TASK GOAL - Return the data exactly, with all pictures removed.

Collected data entries -
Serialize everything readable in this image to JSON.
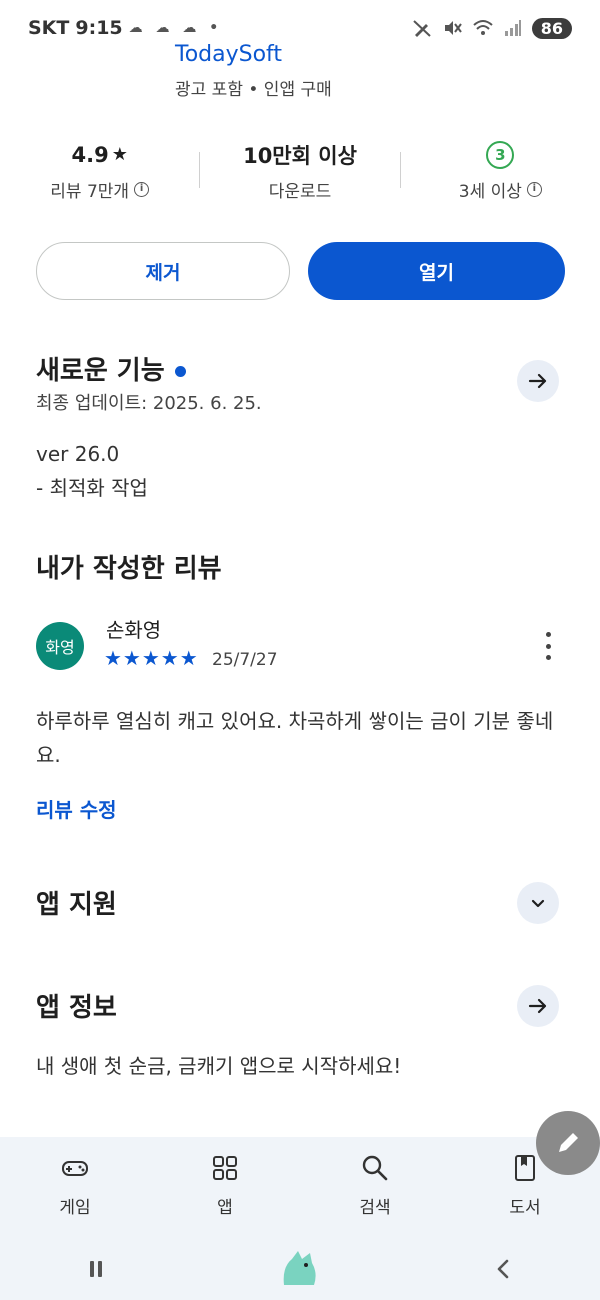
{
  "status_bar": {
    "carrier": "SKT",
    "time": "9:15",
    "notifications": "☁ ☁ ☁ •",
    "battery": "86"
  },
  "app": {
    "developer": "TodaySoft",
    "meta": "광고 포함 • 인앱 구매"
  },
  "stats": {
    "rating": "4.9",
    "rating_star": "★",
    "reviews": "리뷰 7만개",
    "downloads": "10만회 이상",
    "downloads_label": "다운로드",
    "age_badge": "3",
    "age": "3세 이상",
    "info_glyph": "i"
  },
  "buttons": {
    "uninstall": "제거",
    "open": "열기"
  },
  "whats_new": {
    "title": "새로운 기능",
    "updated": "최종 업데이트: 2025. 6. 25.",
    "version": "ver 26.0",
    "notes": "- 최적화 작업"
  },
  "my_review": {
    "title": "내가 작성한 리뷰",
    "avatar_text": "화영",
    "reviewer": "손화영",
    "stars": "★★★★★",
    "rating": 5,
    "date": "25/7/27",
    "text": "하루하루 열심히 캐고 있어요. 차곡하게 쌓이는 금이 기분 좋네요.",
    "edit_label": "리뷰 수정"
  },
  "app_support": {
    "title": "앱 지원"
  },
  "app_info": {
    "title": "앱 정보",
    "description": "내 생애 첫 순금, 금캐기 앱으로 시작하세요!"
  },
  "bottom_nav": {
    "items": [
      {
        "label": "게임",
        "icon": "gamepad-icon"
      },
      {
        "label": "앱",
        "icon": "apps-grid-icon"
      },
      {
        "label": "검색",
        "icon": "search-icon"
      },
      {
        "label": "도서",
        "icon": "book-icon"
      }
    ]
  },
  "colors": {
    "accent": "#0b57d0",
    "avatar": "#0a8a78",
    "age_badge": "#34a853",
    "nav_bg": "#f0f4f9"
  }
}
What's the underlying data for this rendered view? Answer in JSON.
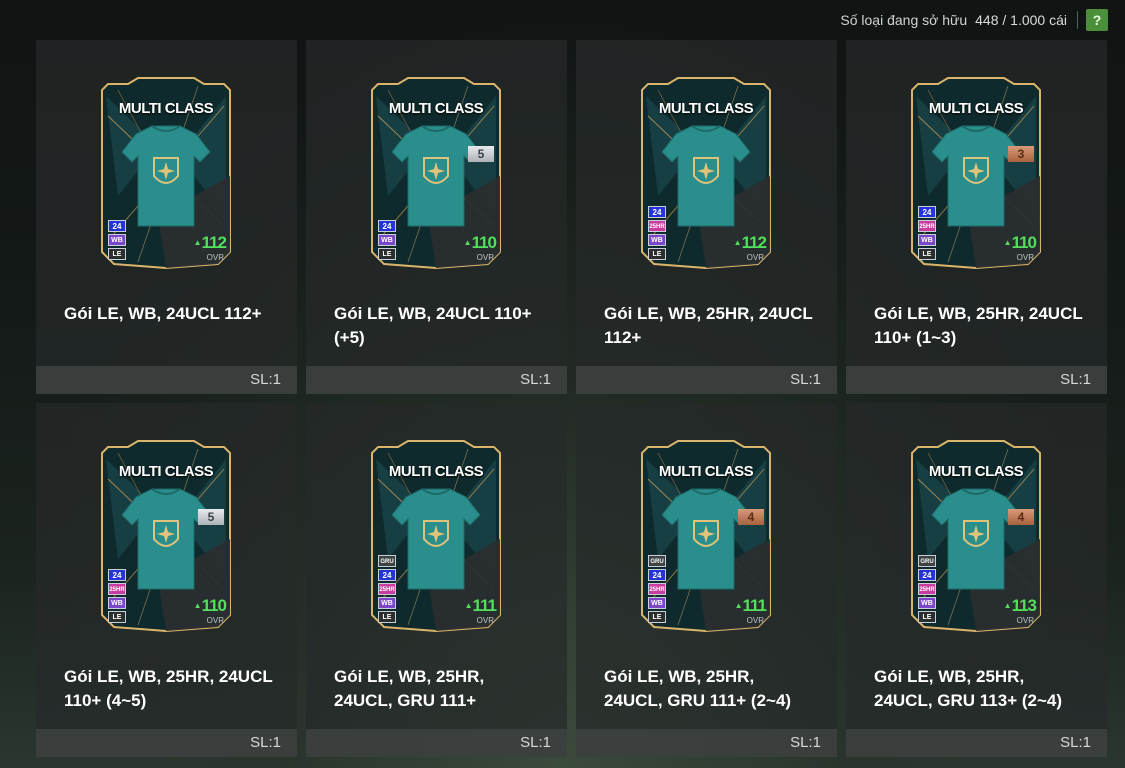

REPLY TO THE EXERCISE -
Serialize everything readable in this image to JSON.
{
  "status_bar": {
    "carrier": "SKT",
    "time": "9:15",
    "notifications": "☁ ☁ ☁ •",
    "battery": "86"
  },
  "app": {
    "developer": "TodaySoft",
    "meta": "광고 포함 • 인앱 구매"
  },
  "stats": {
    "rating": "4.9",
    "rating_star": "★",
    "reviews": "리뷰 7만개",
    "downloads": "10만회 이상",
    "downloads_label": "다운로드",
    "age_badge": "3",
    "age": "3세 이상",
    "info_glyph": "i"
  },
  "buttons": {
    "uninstall": "제거",
    "open": "열기"
  },
  "whats_new": {
    "title": "새로운 기능",
    "updated": "최종 업데이트: 2025. 6. 25.",
    "version": "ver 26.0",
    "notes": "- 최적화 작업"
  },
  "my_review": {
    "title": "내가 작성한 리뷰",
    "avatar_text": "화영",
    "reviewer": "손화영",
    "stars": "★★★★★",
    "rating": 5,
    "date": "25/7/27",
    "text": "하루하루 열심히 캐고 있어요. 차곡하게 쌓이는 금이 기분 좋네요.",
    "edit_label": "리뷰 수정"
  },
  "app_support": {
    "title": "앱 지원"
  },
  "app_info": {
    "title": "앱 정보",
    "description": "내 생애 첫 순금, 금캐기 앱으로 시작하세요!"
  },
  "bottom_nav": {
    "items": [
      {
        "label": "게임",
        "icon": "gamepad-icon"
      },
      {
        "label": "앱",
        "icon": "apps-grid-icon"
      },
      {
        "label": "검색",
        "icon": "search-icon"
      },
      {
        "label": "도서",
        "icon": "book-icon"
      }
    ]
  },
  "colors": {
    "accent": "#0b57d0",
    "avatar": "#0a8a78",
    "age_badge": "#34a853",
    "nav_bg": "#f0f4f9"
  }
}
What's the underlying data for this rendered view? Answer in JSON.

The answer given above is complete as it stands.